Collected data:
* * *

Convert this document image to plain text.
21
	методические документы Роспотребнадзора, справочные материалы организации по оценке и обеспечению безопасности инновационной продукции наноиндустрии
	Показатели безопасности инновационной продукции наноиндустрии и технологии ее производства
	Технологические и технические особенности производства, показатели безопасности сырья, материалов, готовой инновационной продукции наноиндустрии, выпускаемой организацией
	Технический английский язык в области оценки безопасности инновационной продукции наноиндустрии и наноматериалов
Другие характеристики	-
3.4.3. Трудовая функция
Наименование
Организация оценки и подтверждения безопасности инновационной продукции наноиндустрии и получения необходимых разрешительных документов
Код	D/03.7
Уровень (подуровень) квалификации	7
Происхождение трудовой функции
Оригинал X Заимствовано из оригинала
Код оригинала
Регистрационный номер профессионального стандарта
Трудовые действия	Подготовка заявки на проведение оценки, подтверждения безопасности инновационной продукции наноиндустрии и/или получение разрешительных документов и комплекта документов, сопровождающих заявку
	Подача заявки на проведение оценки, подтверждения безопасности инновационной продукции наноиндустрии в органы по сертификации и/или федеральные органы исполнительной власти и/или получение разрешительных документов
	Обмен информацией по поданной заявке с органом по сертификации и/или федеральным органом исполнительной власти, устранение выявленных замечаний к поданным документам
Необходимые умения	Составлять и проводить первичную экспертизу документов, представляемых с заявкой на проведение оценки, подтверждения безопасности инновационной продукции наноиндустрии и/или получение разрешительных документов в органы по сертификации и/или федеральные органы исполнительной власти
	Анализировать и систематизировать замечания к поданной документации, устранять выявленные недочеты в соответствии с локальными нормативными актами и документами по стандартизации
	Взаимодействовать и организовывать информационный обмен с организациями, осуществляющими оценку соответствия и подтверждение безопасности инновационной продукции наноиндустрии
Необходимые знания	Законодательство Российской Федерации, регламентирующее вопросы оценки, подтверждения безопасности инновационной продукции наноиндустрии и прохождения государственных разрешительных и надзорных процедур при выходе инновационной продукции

* * *

- _WHAT TO PRODUCE_: Select the lines that carry the string "заявки" and copy them.

- _OUTPUT FOR THIS EXERCISE_:
Трудовые действия	Подготовка заявки на проведение оценки, подтверждения безопасности инновационной продукции наноиндустрии и/или получение разрешительных документов и комплекта документов, сопровождающих заявку
	Подача заявки на проведение оценки, подтверждения безопасности инновационной продукции наноиндустрии в органы по сертификации и/или федеральные органы исполнительной власти и/или получение разрешительных документов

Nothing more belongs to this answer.